▸ Exercise
Leave out the pictures and copy each record below exactly.

▸ Material to process
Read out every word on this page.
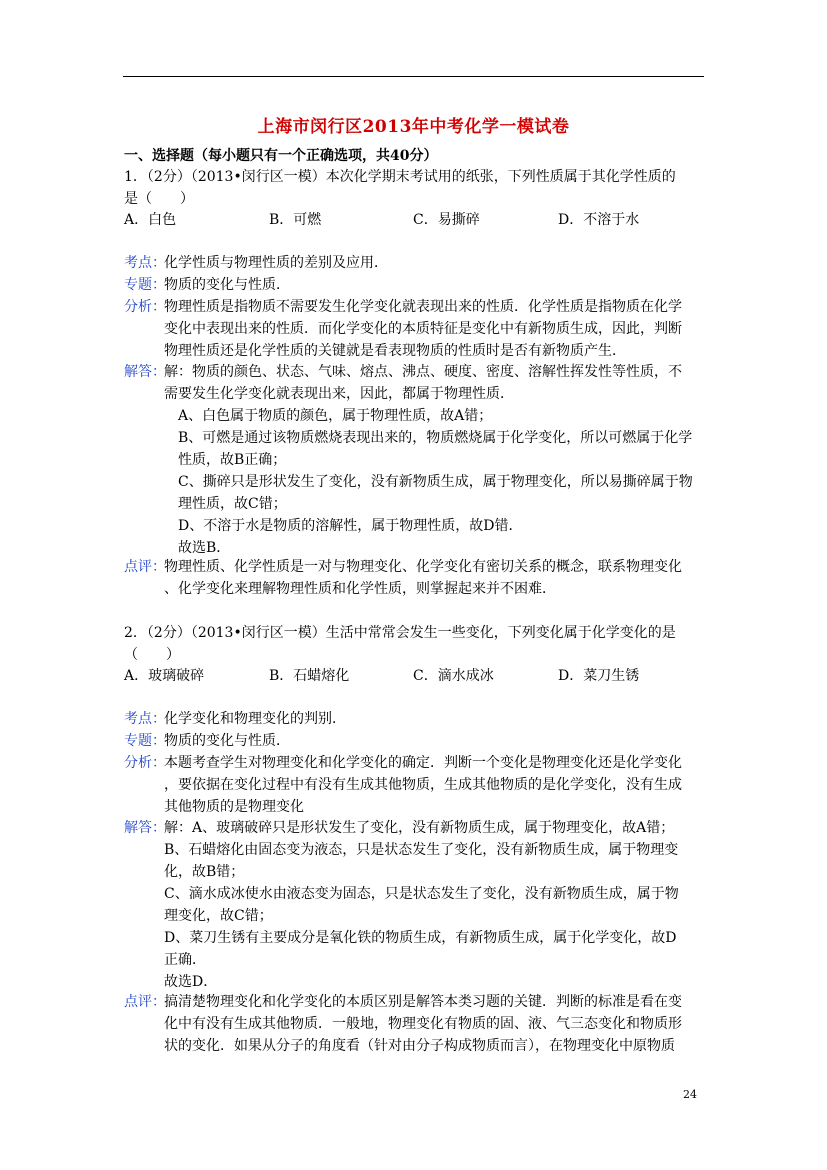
上海市闵行区2013年中考化学一模试卷
一、选择题（每小题只有一个正确选项，共40分）
1．（2分）（2013•闵行区一模）本次化学期末考试用的纸张，下列性质属于其化学性质的
是（　　）
A．白色	B．可燃	C．易撕碎	D．不溶于水
考点：
化学性质与物理性质的差别及应用．
专题：
物质的变化与性质．
分析：
物理性质是指物质不需要发生化学变化就表现出来的性质．化学性质是指物质在化学
变化中表现出来的性质．而化学变化的本质特征是变化中有新物质生成，因此，判断
物理性质还是化学性质的关键就是看表现物质的性质时是否有新物质产生．
解答：
解：物质的颜色、状态、气味、熔点、沸点、硬度、密度、溶解性挥发性等性质，不
需要发生化学变化就表现出来，因此，都属于物理性质．
　A、白色属于物质的颜色，属于物理性质，故A错；
　B、可燃是通过该物质燃烧表现出来的，物质燃烧属于化学变化，所以可燃属于化学
　性质，故B正确；
　C、撕碎只是形状发生了变化，没有新物质生成，属于物理变化，所以易撕碎属于物
　理性质，故C错；
　D、不溶于水是物质的溶解性，属于物理性质，故D错．
　故选B．
点评：
物理性质、化学性质是一对与物理变化、化学变化有密切关系的概念，联系物理变化
、化学变化来理解物理性质和化学性质，则掌握起来并不困难．
2．（2分）（2013•闵行区一模）生活中常常会发生一些变化，下列变化属于化学变化的是
（　　）
A．玻璃破碎	B．石蜡熔化	C．滴水成冰	D．菜刀生锈
考点：
化学变化和物理变化的判别．
专题：
物质的变化与性质．
分析：
本题考查学生对物理变化和化学变化的确定．判断一个变化是物理变化还是化学变化
，要依据在变化过程中有没有生成其他物质，生成其他物质的是化学变化，没有生成
其他物质的是物理变化
解答：
解：A、玻璃破碎只是形状发生了变化，没有新物质生成，属于物理变化，故A错；
B、石蜡熔化由固态变为液态，只是状态发生了变化，没有新物质生成，属于物理变
化，故B错；
C、滴水成冰使水由液态变为固态，只是状态发生了变化，没有新物质生成，属于物
理变化，故C错；
D、菜刀生锈有主要成分是氧化铁的物质生成，有新物质生成，属于化学变化，故D
正确．
故选D．
点评：
搞清楚物理变化和化学变化的本质区别是解答本类习题的关键．判断的标准是看在变
化中有没有生成其他物质．一般地，物理变化有物质的固、液、气三态变化和物质形
状的变化．如果从分子的角度看（针对由分子构成物质而言），在物理变化中原物质
24
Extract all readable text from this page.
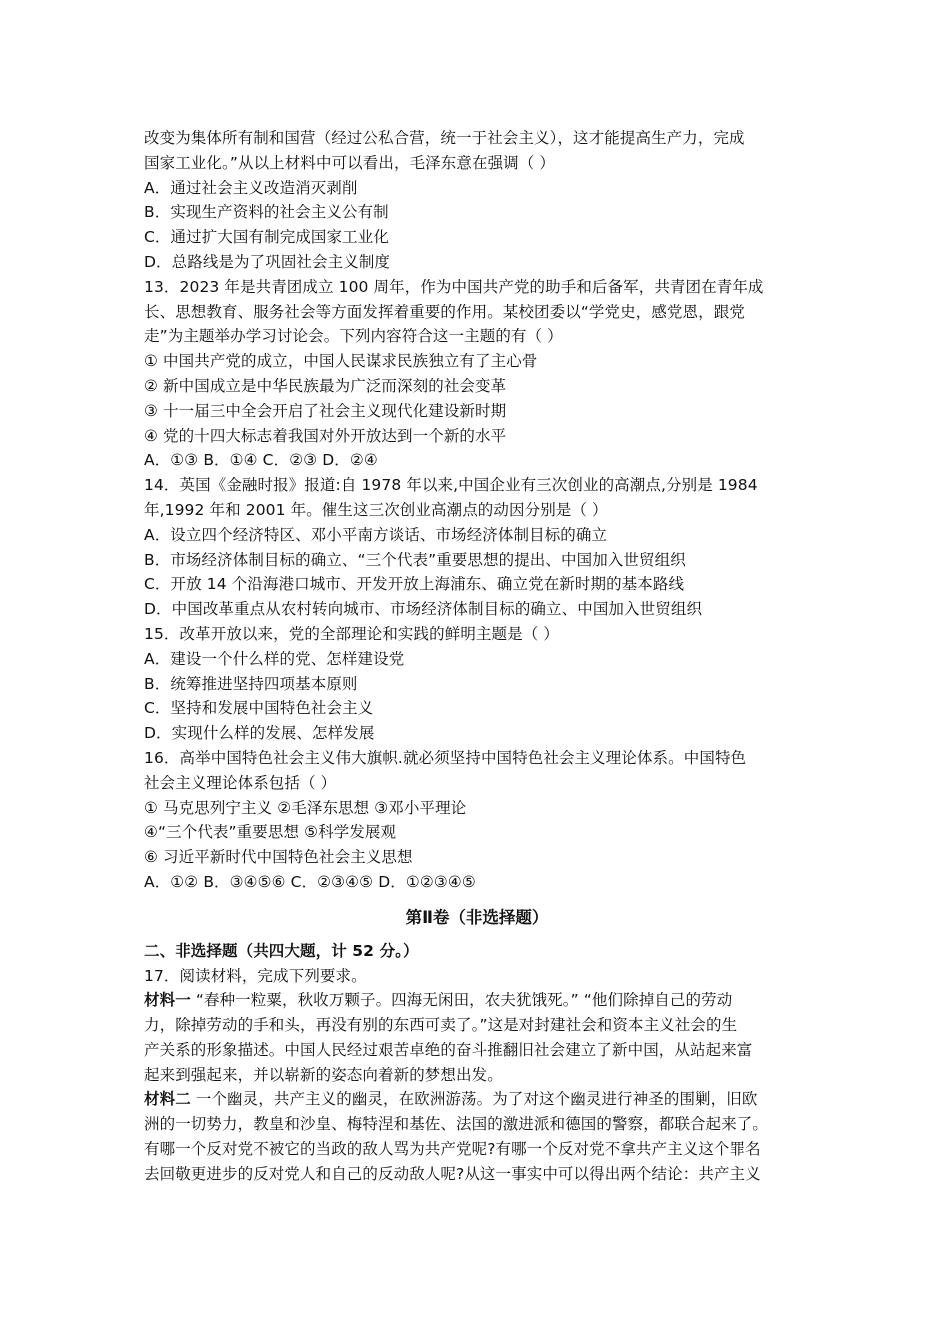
改变为集体所有制和国营（经过公私合营，统一于社会主义），这才能提高生产力，完成
国家工业化。”从以上材料中可以看出，毛泽东意在强调（ ）
A．通过社会主义改造消灭剥削
B．实现生产资料的社会主义公有制
C．通过扩大国有制完成国家工业化
D．总路线是为了巩固社会主义制度
13．2023 年是共青团成立 100 周年，作为中国共产党的助手和后备军，共青团在青年成
长、思想教育、服务社会等方面发挥着重要的作用。某校团委以“学党史，感党恩，跟党
走”为主题举办学习讨论会。下列内容符合这一主题的有（ ）
① 中国共产党的成立，中国人民谋求民族独立有了主心骨
② 新中国成立是中华民族最为广泛而深刻的社会变革
③ 十一届三中全会开启了社会主义现代化建设新时期
④ 党的十四大标志着我国对外开放达到一个新的水平
A．①③ B．①④ C．②③ D．②④
14．英国《金融时报》报道:自 1978 年以来,中国企业有三次创业的高潮点,分别是 1984
年,1992 年和 2001 年。催生这三次创业高潮点的动因分别是（ ）
A．设立四个经济特区、邓小平南方谈话、市场经济体制目标的确立
B．市场经济体制目标的确立、“三个代表”重要思想的提出、中国加入世贸组织
C．开放 14 个沿海港口城市、开发开放上海浦东、确立党在新时期的基本路线
D．中国改革重点从农村转向城市、市场经济体制目标的确立、中国加入世贸组织
15．改革开放以来，党的全部理论和实践的鲜明主题是（ ）
A．建设一个什么样的党、怎样建设党
B．统筹推进坚持四项基本原则
C．坚持和发展中国特色社会主义
D．实现什么样的发展、怎样发展
16．高举中国特色社会主义伟大旗帜.就必须坚持中国特色社会主义理论体系。中国特色
社会主义理论体系包括（ ）
① 马克思列宁主义 ②毛泽东思想 ③邓小平理论
④“三个代表”重要思想 ⑤科学发展观
⑥ 习近平新时代中国特色社会主义思想
A．①② B．③④⑤⑥ C．②③④⑤ D．①②③④⑤
第Ⅱ卷（非选择题）
二、非选择题（共四大题，计 52 分。）
17．阅读材料，完成下列要求。
材料一 “春种一粒粟，秋收万颗子。四海无闲田，农夫犹饿死。” “他们除掉自己的劳动
力，除掉劳动的手和头，再没有别的东西可卖了。”这是对封建社会和资本主义社会的生
产关系的形象描述。中国人民经过艰苦卓绝的奋斗推翻旧社会建立了新中国，从站起来富
起来到强起来，并以崭新的姿态向着新的梦想出发。
材料二 一个幽灵，共产主义的幽灵，在欧洲游荡。为了对这个幽灵进行神圣的围剿，旧欧
洲的一切势力，教皇和沙皇、梅特涅和基佐、法国的激进派和德国的警察，都联合起来了。
有哪一个反对党不被它的当政的敌人骂为共产党呢?有哪一个反对党不拿共产主义这个罪名
去回敬更进步的反对党人和自己的反动敌人呢?从这一事实中可以得出两个结论：共产主义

▸ Task output
Read out every word on this page.
上海市闵行区2013年中考化学一模试卷
一、选择题（每小题只有一个正确选项，共40分）
1．（2分）（2013•闵行区一模）本次化学期末考试用的纸张，下列性质属于其化学性质的
是（　　）
A．白色	B．可燃	C．易撕碎	D．不溶于水
考点：
化学性质与物理性质的差别及应用．
专题：
物质的变化与性质．
分析：
物理性质是指物质不需要发生化学变化就表现出来的性质．化学性质是指物质在化学
变化中表现出来的性质．而化学变化的本质特征是变化中有新物质生成，因此，判断
物理性质还是化学性质的关键就是看表现物质的性质时是否有新物质产生．
解答：
解：物质的颜色、状态、气味、熔点、沸点、硬度、密度、溶解性挥发性等性质，不
需要发生化学变化就表现出来，因此，都属于物理性质．
　A、白色属于物质的颜色，属于物理性质，故A错；
　B、可燃是通过该物质燃烧表现出来的，物质燃烧属于化学变化，所以可燃属于化学
　性质，故B正确；
　C、撕碎只是形状发生了变化，没有新物质生成，属于物理变化，所以易撕碎属于物
　理性质，故C错；
　D、不溶于水是物质的溶解性，属于物理性质，故D错．
　故选B．
点评：
物理性质、化学性质是一对与物理变化、化学变化有密切关系的概念，联系物理变化
、化学变化来理解物理性质和化学性质，则掌握起来并不困难．
2．（2分）（2013•闵行区一模）生活中常常会发生一些变化，下列变化属于化学变化的是
（　　）
A．玻璃破碎	B．石蜡熔化	C．滴水成冰	D．菜刀生锈
考点：
化学变化和物理变化的判别．
专题：
物质的变化与性质．
分析：
本题考查学生对物理变化和化学变化的确定．判断一个变化是物理变化还是化学变化
，要依据在变化过程中有没有生成其他物质，生成其他物质的是化学变化，没有生成
其他物质的是物理变化
解答：
解：A、玻璃破碎只是形状发生了变化，没有新物质生成，属于物理变化，故A错；
B、石蜡熔化由固态变为液态，只是状态发生了变化，没有新物质生成，属于物理变
化，故B错；
C、滴水成冰使水由液态变为固态，只是状态发生了变化，没有新物质生成，属于物
理变化，故C错；
D、菜刀生锈有主要成分是氧化铁的物质生成，有新物质生成，属于化学变化，故D
正确．
故选D．
点评：
搞清楚物理变化和化学变化的本质区别是解答本类习题的关键．判断的标准是看在变
化中有没有生成其他物质．一般地，物理变化有物质的固、液、气三态变化和物质形
状的变化．如果从分子的角度看（针对由分子构成物质而言），在物理变化中原物质
24
Extract all readable text from this page.
改变为集体所有制和国营（经过公私合营，统一于社会主义），这才能提高生产力，完成
国家工业化。”从以上材料中可以看出，毛泽东意在强调（ ）
A．通过社会主义改造消灭剥削
B．实现生产资料的社会主义公有制
C．通过扩大国有制完成国家工业化
D．总路线是为了巩固社会主义制度
13．2023 年是共青团成立 100 周年，作为中国共产党的助手和后备军，共青团在青年成
长、思想教育、服务社会等方面发挥着重要的作用。某校团委以“学党史，感党恩，跟党
走”为主题举办学习讨论会。下列内容符合这一主题的有（ ）
① 中国共产党的成立，中国人民谋求民族独立有了主心骨
② 新中国成立是中华民族最为广泛而深刻的社会变革
③ 十一届三中全会开启了社会主义现代化建设新时期
④ 党的十四大标志着我国对外开放达到一个新的水平
A．①③ B．①④ C．②③ D．②④
14．英国《金融时报》报道:自 1978 年以来,中国企业有三次创业的高潮点,分别是 1984
年,1992 年和 2001 年。催生这三次创业高潮点的动因分别是（ ）
A．设立四个经济特区、邓小平南方谈话、市场经济体制目标的确立
B．市场经济体制目标的确立、“三个代表”重要思想的提出、中国加入世贸组织
C．开放 14 个沿海港口城市、开发开放上海浦东、确立党在新时期的基本路线
D．中国改革重点从农村转向城市、市场经济体制目标的确立、中国加入世贸组织
15．改革开放以来，党的全部理论和实践的鲜明主题是（ ）
A．建设一个什么样的党、怎样建设党
B．统筹推进坚持四项基本原则
C．坚持和发展中国特色社会主义
D．实现什么样的发展、怎样发展
16．高举中国特色社会主义伟大旗帜.就必须坚持中国特色社会主义理论体系。中国特色
社会主义理论体系包括（ ）
① 马克思列宁主义 ②毛泽东思想 ③邓小平理论
④“三个代表”重要思想 ⑤科学发展观
⑥ 习近平新时代中国特色社会主义思想
A．①② B．③④⑤⑥ C．②③④⑤ D．①②③④⑤
第Ⅱ卷（非选择题）
二、非选择题（共四大题，计 52 分。）
17．阅读材料，完成下列要求。
材料一 “春种一粒粟，秋收万颗子。四海无闲田，农夫犹饿死。” “他们除掉自己的劳动
力，除掉劳动的手和头，再没有别的东西可卖了。”这是对封建社会和资本主义社会的生
产关系的形象描述。中国人民经过艰苦卓绝的奋斗推翻旧社会建立了新中国，从站起来富
起来到强起来，并以崭新的姿态向着新的梦想出发。
材料二 一个幽灵，共产主义的幽灵，在欧洲游荡。为了对这个幽灵进行神圣的围剿，旧欧
洲的一切势力，教皇和沙皇、梅特涅和基佐、法国的激进派和德国的警察，都联合起来了。
有哪一个反对党不被它的当政的敌人骂为共产党呢?有哪一个反对党不拿共产主义这个罪名
去回敬更进步的反对党人和自己的反动敌人呢?从这一事实中可以得出两个结论：共产主义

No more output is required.